# Start of RECORDS PROVIDED
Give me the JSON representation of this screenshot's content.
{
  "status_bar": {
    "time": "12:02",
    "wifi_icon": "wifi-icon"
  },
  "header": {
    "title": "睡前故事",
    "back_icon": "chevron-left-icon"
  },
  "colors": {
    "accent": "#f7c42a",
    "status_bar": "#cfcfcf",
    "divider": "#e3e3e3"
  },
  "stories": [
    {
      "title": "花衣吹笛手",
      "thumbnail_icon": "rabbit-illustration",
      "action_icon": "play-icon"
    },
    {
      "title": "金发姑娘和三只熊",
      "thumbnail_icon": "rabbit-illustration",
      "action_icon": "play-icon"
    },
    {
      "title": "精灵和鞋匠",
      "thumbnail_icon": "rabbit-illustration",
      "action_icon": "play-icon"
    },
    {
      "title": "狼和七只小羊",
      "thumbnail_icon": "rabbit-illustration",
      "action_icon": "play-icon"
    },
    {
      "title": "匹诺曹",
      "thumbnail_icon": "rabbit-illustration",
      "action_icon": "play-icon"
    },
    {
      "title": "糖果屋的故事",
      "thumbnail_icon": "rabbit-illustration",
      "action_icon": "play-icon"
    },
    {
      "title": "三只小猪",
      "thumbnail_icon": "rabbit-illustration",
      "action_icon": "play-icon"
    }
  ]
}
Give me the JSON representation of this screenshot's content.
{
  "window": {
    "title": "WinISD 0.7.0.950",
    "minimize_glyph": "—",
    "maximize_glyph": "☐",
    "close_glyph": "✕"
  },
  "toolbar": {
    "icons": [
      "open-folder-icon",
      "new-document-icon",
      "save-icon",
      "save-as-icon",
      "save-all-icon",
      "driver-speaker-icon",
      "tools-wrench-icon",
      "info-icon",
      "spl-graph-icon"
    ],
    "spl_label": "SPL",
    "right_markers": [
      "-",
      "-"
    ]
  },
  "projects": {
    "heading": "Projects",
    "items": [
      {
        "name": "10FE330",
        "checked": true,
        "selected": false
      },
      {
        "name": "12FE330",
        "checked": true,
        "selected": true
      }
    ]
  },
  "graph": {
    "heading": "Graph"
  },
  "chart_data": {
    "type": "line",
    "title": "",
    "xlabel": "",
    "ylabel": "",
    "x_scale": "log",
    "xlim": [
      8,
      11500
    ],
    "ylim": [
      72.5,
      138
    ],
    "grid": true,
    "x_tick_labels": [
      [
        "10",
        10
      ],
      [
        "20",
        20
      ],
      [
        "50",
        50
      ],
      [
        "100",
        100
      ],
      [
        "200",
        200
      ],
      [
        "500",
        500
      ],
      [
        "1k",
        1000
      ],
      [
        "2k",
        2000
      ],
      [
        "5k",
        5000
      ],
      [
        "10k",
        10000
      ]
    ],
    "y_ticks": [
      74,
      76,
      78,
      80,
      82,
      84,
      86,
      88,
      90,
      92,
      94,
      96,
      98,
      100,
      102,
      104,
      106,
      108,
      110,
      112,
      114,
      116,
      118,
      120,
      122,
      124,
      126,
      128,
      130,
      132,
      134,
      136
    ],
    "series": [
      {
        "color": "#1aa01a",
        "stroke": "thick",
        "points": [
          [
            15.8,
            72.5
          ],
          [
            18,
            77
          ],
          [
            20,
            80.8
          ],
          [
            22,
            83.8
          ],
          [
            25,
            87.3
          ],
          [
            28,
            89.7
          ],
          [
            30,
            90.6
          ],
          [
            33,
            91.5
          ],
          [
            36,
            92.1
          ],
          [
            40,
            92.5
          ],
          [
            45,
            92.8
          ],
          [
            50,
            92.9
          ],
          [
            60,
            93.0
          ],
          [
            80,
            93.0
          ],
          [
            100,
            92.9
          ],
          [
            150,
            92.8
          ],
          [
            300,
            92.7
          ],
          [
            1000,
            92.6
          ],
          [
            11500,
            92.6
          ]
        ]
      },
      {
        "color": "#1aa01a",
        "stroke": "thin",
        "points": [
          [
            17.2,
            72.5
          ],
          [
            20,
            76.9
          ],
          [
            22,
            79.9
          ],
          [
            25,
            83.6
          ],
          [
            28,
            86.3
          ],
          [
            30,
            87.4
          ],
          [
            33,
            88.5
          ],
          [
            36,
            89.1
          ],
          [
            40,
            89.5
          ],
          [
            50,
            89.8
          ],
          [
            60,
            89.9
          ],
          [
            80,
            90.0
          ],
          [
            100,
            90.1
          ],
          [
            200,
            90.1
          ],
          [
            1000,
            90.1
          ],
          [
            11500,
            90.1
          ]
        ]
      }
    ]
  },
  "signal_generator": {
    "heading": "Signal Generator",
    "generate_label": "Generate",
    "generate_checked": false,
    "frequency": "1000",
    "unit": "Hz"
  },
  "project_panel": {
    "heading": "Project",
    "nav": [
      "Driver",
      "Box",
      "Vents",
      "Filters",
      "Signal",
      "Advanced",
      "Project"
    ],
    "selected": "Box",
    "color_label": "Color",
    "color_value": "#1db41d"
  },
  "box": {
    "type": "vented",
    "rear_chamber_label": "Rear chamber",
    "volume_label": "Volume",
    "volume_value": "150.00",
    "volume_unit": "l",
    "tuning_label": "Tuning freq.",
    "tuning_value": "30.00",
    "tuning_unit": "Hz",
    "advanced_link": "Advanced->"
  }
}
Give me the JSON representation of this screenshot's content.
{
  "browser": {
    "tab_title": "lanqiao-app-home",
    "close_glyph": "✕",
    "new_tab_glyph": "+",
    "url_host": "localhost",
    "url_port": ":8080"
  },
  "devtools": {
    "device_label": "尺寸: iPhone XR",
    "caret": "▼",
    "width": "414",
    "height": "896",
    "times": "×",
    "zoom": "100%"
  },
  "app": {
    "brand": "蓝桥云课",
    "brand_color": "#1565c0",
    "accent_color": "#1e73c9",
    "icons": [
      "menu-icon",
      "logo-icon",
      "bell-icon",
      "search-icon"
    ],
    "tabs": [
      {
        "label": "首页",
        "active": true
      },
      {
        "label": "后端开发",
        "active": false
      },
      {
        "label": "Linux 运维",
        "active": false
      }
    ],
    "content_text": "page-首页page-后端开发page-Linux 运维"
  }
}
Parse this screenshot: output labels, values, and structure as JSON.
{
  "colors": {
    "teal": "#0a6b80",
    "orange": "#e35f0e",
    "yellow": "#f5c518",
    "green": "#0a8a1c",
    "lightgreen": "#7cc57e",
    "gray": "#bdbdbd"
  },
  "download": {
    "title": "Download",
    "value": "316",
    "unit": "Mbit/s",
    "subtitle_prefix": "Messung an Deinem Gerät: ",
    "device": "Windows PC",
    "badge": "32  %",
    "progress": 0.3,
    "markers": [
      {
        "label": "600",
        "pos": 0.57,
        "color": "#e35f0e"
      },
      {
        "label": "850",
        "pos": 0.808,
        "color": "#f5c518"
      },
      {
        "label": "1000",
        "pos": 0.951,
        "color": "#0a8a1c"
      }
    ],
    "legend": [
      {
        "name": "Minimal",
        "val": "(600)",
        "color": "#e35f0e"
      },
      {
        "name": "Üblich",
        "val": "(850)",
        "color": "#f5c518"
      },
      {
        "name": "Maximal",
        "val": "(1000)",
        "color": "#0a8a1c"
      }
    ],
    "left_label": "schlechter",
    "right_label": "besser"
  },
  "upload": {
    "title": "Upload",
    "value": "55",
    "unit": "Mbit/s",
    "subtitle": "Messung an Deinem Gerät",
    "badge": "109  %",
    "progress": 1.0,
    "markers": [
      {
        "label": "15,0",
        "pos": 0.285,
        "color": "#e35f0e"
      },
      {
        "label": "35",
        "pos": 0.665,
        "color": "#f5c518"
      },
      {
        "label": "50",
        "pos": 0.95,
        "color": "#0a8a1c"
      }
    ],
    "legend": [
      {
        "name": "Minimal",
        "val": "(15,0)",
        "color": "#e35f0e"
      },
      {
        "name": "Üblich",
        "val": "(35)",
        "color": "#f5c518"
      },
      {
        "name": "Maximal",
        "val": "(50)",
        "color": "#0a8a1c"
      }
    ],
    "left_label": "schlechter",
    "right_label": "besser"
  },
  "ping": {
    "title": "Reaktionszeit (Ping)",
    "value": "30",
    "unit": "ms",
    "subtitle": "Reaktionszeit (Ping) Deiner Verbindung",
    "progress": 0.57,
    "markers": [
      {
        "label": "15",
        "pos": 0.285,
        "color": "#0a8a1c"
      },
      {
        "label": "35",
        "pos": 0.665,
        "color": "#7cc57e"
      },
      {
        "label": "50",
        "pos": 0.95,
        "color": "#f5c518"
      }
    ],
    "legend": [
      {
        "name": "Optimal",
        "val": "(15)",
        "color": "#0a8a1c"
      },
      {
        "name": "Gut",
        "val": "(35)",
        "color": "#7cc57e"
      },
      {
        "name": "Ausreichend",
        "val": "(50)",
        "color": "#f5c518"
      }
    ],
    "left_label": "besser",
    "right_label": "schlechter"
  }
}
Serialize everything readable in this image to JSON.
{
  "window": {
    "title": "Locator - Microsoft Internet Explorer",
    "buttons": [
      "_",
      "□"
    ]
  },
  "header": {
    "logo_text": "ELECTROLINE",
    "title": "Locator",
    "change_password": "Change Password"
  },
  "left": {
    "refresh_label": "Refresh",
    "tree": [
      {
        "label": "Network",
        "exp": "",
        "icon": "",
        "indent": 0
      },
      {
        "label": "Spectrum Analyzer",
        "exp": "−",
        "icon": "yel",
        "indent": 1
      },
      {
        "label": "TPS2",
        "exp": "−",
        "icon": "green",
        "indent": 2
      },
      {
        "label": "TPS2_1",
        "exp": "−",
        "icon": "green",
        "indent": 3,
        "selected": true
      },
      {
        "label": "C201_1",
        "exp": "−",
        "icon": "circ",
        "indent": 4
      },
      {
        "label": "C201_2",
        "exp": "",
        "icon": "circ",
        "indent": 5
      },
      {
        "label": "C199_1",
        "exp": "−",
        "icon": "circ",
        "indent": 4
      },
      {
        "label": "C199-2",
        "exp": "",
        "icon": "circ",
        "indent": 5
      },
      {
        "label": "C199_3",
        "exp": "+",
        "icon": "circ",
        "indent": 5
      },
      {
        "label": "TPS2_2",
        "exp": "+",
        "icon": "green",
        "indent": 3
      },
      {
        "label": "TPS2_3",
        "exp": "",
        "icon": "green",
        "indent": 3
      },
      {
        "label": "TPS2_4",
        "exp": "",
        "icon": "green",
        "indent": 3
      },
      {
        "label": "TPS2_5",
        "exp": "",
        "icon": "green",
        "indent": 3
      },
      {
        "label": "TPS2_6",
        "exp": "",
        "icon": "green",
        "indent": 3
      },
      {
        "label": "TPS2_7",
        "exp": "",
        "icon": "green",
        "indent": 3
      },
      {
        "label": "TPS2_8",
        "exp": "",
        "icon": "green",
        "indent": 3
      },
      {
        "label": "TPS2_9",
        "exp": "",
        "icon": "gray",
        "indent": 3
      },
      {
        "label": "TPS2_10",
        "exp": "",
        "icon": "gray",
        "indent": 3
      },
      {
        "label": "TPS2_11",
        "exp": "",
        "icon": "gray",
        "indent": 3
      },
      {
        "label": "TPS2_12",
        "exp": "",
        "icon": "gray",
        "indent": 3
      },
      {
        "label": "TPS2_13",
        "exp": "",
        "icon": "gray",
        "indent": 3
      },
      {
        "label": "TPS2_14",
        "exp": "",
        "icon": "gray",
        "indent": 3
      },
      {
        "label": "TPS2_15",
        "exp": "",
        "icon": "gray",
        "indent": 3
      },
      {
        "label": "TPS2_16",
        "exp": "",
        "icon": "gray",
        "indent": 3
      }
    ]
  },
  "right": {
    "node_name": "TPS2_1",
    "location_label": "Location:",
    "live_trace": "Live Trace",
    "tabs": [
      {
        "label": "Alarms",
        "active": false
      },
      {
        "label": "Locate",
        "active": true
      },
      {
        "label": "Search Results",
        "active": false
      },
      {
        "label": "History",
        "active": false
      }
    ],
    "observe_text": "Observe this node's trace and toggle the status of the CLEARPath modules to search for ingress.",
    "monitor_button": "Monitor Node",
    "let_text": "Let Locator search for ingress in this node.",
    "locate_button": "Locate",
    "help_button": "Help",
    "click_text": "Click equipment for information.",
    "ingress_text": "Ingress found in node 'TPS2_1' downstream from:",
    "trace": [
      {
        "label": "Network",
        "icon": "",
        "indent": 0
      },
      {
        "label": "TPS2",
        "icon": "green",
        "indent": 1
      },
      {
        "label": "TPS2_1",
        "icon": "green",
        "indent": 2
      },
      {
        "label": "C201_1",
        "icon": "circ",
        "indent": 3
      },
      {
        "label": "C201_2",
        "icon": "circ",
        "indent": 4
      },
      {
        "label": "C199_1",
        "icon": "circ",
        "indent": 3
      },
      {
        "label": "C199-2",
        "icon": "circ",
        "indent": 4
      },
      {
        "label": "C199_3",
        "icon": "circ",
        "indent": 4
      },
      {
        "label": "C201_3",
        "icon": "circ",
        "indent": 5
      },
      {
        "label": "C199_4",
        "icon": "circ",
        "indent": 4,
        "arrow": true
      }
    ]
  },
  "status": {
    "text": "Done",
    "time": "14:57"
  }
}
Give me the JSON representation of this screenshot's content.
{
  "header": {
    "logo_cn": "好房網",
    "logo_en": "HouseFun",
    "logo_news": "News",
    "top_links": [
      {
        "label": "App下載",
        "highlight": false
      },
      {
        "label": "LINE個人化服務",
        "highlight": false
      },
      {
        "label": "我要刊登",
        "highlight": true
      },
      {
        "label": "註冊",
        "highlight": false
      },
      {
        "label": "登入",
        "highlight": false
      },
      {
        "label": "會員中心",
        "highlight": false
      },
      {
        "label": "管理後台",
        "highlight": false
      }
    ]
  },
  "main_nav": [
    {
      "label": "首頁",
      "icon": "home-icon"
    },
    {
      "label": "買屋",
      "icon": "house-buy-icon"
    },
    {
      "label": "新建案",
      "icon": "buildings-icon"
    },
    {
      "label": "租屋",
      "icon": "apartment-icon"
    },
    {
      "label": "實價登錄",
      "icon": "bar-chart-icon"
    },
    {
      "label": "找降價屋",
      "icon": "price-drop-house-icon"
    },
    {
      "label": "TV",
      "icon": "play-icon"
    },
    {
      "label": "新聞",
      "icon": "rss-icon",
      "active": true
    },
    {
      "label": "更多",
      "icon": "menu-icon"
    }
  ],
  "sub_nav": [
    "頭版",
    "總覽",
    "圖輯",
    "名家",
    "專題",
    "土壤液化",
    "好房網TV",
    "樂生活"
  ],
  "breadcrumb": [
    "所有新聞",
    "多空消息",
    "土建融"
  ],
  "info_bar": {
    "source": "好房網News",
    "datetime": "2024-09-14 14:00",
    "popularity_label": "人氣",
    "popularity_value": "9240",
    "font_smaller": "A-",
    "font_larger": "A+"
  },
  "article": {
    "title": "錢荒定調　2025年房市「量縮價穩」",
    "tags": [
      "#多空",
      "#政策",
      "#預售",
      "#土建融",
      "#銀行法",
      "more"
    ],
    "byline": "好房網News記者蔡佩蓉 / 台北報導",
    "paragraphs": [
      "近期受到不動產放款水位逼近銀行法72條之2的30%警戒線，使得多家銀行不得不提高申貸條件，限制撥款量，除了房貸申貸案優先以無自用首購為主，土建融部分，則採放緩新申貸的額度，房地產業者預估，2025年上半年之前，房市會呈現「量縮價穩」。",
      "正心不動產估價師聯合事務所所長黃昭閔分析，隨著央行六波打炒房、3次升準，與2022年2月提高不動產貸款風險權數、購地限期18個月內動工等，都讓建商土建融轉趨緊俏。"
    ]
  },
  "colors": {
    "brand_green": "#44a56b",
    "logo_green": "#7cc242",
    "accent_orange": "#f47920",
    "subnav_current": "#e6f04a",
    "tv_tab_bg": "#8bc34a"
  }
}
# End of RECORDS PROVIDED
STATED PROBLEM:
Within the material above, find the lines that contain the word "progress"; copy them.

RESULT:
    "progress": 0.3,
    "progress": 1.0,
    "progress": 0.57,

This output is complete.